### Stated problem
A faithful transcription of all the data is required.

(Entries with figure data)
────────────────────────────────────────
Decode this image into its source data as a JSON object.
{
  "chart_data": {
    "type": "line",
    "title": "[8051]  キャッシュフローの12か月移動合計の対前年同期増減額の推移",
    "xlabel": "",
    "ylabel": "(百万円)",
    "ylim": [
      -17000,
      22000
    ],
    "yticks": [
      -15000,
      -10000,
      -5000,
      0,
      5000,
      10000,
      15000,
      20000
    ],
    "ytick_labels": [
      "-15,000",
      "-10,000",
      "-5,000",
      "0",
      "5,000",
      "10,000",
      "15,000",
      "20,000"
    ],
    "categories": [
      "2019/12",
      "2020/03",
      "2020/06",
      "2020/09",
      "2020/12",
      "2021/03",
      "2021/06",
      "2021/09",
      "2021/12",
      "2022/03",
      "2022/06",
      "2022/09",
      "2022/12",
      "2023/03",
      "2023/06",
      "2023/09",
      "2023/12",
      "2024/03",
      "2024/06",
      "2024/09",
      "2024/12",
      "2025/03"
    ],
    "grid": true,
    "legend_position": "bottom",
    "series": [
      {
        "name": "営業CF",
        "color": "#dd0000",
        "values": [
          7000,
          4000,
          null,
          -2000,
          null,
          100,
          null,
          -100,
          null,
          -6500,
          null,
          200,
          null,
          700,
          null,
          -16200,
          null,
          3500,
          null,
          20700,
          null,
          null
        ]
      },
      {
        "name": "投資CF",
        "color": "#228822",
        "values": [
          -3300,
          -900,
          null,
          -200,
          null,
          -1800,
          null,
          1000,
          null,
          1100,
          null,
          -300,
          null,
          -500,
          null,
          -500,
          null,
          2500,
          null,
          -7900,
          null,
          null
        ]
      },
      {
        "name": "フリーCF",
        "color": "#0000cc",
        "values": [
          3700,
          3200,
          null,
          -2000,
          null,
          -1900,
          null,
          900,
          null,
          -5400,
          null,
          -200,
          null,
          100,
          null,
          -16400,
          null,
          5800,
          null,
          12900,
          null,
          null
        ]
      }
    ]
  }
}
────────────────────────────────────────
### Final answer
Decode this image into its source data as a JSON object.
{
  "chart_data": {
    "type": "line",
    "title": "[8051]  キャッシュフローの12か月移動合計の対前年同期増減額の推移",
    "xlabel": "",
    "ylabel": "(百万円)",
    "ylim": [
      -17000,
      22000
    ],
    "yticks": [
      -15000,
      -10000,
      -5000,
      0,
      5000,
      10000,
      15000,
      20000
    ],
    "ytick_labels": [
      "-15,000",
      "-10,000",
      "-5,000",
      "0",
      "5,000",
      "10,000",
      "15,000",
      "20,000"
    ],
    "categories": [
      "2019/12",
      "2020/03",
      "2020/06",
      "2020/09",
      "2020/12",
      "2021/03",
      "2021/06",
      "2021/09",
      "2021/12",
      "2022/03",
      "2022/06",
      "2022/09",
      "2022/12",
      "2023/03",
      "2023/06",
      "2023/09",
      "2023/12",
      "2024/03",
      "2024/06",
      "2024/09",
      "2024/12",
      "2025/03"
    ],
    "grid": true,
    "legend_position": "bottom",
    "series": [
      {
        "name": "営業CF",
        "color": "#dd0000",
        "values": [
          7000,
          4000,
          null,
          -2000,
          null,
          100,
          null,
          -100,
          null,
          -6500,
          null,
          200,
          null,
          700,
          null,
          -16200,
          null,
          3500,
          null,
          20700,
          null,
          null
        ]
      },
      {
        "name": "投資CF",
        "color": "#228822",
        "values": [
          -3300,
          -900,
          null,
          -200,
          null,
          -1800,
          null,
          1000,
          null,
          1100,
          null,
          -300,
          null,
          -500,
          null,
          -500,
          null,
          2500,
          null,
          -7900,
          null,
          null
        ]
      },
      {
        "name": "フリーCF",
        "color": "#0000cc",
        "values": [
          3700,
          3200,
          null,
          -2000,
          null,
          -1900,
          null,
          900,
          null,
          -5400,
          null,
          -200,
          null,
          100,
          null,
          -16400,
          null,
          5800,
          null,
          12900,
          null,
          null
        ]
      }
    ]
  }
}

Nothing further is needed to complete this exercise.